* What you need to do:
Drop the pictures and extract exactly the lines from the one that contains "Convert this screenshot" through the end of the material.

-- BEGIN Data for this task --

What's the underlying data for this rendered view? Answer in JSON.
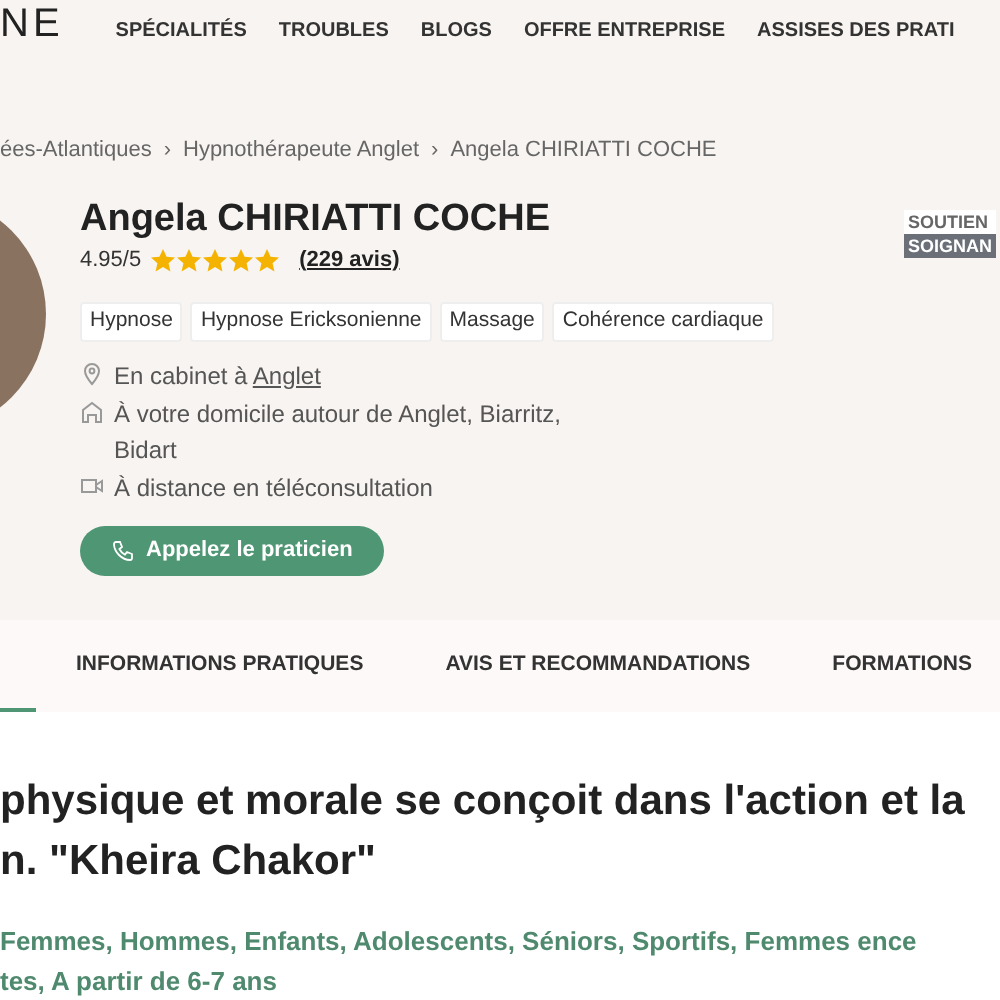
{
  "header": {
    "logo": "NE",
    "nav": [
      "SPÉCIALITÉS",
      "TROUBLES",
      "BLOGS",
      "OFFRE ENTREPRISE",
      "ASSISES DES PRATI"
    ]
  },
  "breadcrumb": [
    "ées-Atlantiques",
    "Hypnothérapeute Anglet",
    "Angela CHIRIATTI COCHE"
  ],
  "breadcrumb_separator": "›",
  "profile": {
    "name": "Angela CHIRIATTI COCHE",
    "rating": "4.95/5",
    "stars": 5,
    "reviews": "(229 avis)",
    "tags": [
      "Hypnose",
      "Hypnose Ericksonienne",
      "Massage",
      "Cohérence cardiaque"
    ],
    "locations": [
      {
        "kind": "pin",
        "text": "En cabinet à ",
        "link": "Anglet"
      },
      {
        "kind": "home",
        "text": "À votre domicile autour de Anglet, Biarritz, Bidart"
      },
      {
        "kind": "video",
        "text": "À distance en téléconsultation"
      }
    ],
    "call_button": "Appelez le praticien",
    "badge": [
      "SOUTIEN",
      "SOIGNAN"
    ]
  },
  "tabs": [
    {
      "label": "INFORMATIONS PRATIQUES",
      "selected": false
    },
    {
      "label": "AVIS ET RECOMMANDATIONS",
      "selected": false
    },
    {
      "label": "FORMATIONS",
      "selected": false
    }
  ],
  "quote": [
    "physique et morale se conçoit dans l'action et la",
    "n. \"Kheira Chakor\""
  ],
  "audience": [
    "Femmes, Hommes, Enfants, Adolescents, Séniors, Sportifs, Femmes ence",
    "tes, A partir de 6-7 ans"
  ]
}
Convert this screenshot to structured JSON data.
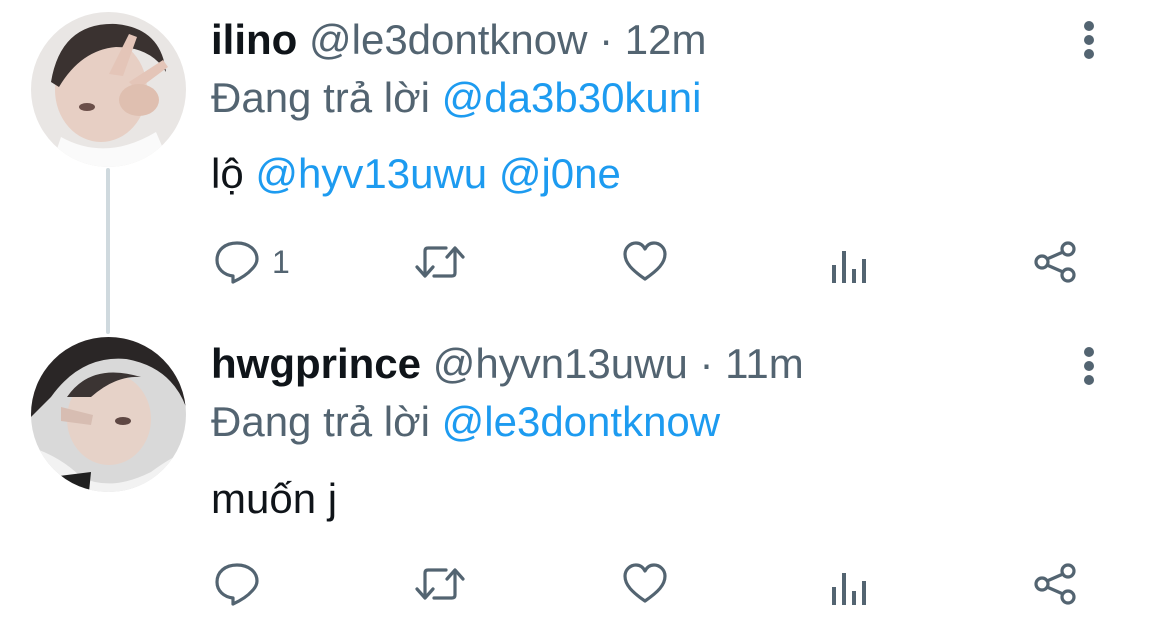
{
  "tweets": [
    {
      "display_name": "ilino",
      "handle": "@le3dontknow",
      "time": "· 12m",
      "reply_prefix": "Đang trả lời",
      "reply_to": "@da3b30kuni",
      "text_plain": "lộ",
      "mentions": [
        "@hyv13uwu",
        "@j0ne"
      ],
      "reply_count": "1",
      "icons": [
        "more-vertical-icon",
        "reply-icon",
        "retweet-icon",
        "like-icon",
        "views-icon",
        "share-icon"
      ]
    },
    {
      "display_name": "hwgprince",
      "handle": "@hyvn13uwu",
      "time": "· 11m",
      "reply_prefix": "Đang trả lời",
      "reply_to": "@le3dontknow",
      "text_plain": "muốn j",
      "reply_count": "",
      "icons": [
        "more-vertical-icon",
        "reply-icon",
        "retweet-icon",
        "like-icon",
        "views-icon",
        "share-icon"
      ]
    }
  ],
  "colors": {
    "text": "#0f1419",
    "secondary": "#536471",
    "link": "#1d9bf0",
    "thread_line": "#cfd9de"
  }
}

-- END Data for this task --

* Written response:
Convert this screenshot to structured JSON data.
{
  "tweets": [
    {
      "display_name": "ilino",
      "handle": "@le3dontknow",
      "time": "· 12m",
      "reply_prefix": "Đang trả lời",
      "reply_to": "@da3b30kuni",
      "text_plain": "lộ",
      "mentions": [
        "@hyv13uwu",
        "@j0ne"
      ],
      "reply_count": "1",
      "icons": [
        "more-vertical-icon",
        "reply-icon",
        "retweet-icon",
        "like-icon",
        "views-icon",
        "share-icon"
      ]
    },
    {
      "display_name": "hwgprince",
      "handle": "@hyvn13uwu",
      "time": "· 11m",
      "reply_prefix": "Đang trả lời",
      "reply_to": "@le3dontknow",
      "text_plain": "muốn j",
      "reply_count": "",
      "icons": [
        "more-vertical-icon",
        "reply-icon",
        "retweet-icon",
        "like-icon",
        "views-icon",
        "share-icon"
      ]
    }
  ],
  "colors": {
    "text": "#0f1419",
    "secondary": "#536471",
    "link": "#1d9bf0",
    "thread_line": "#cfd9de"
  }
}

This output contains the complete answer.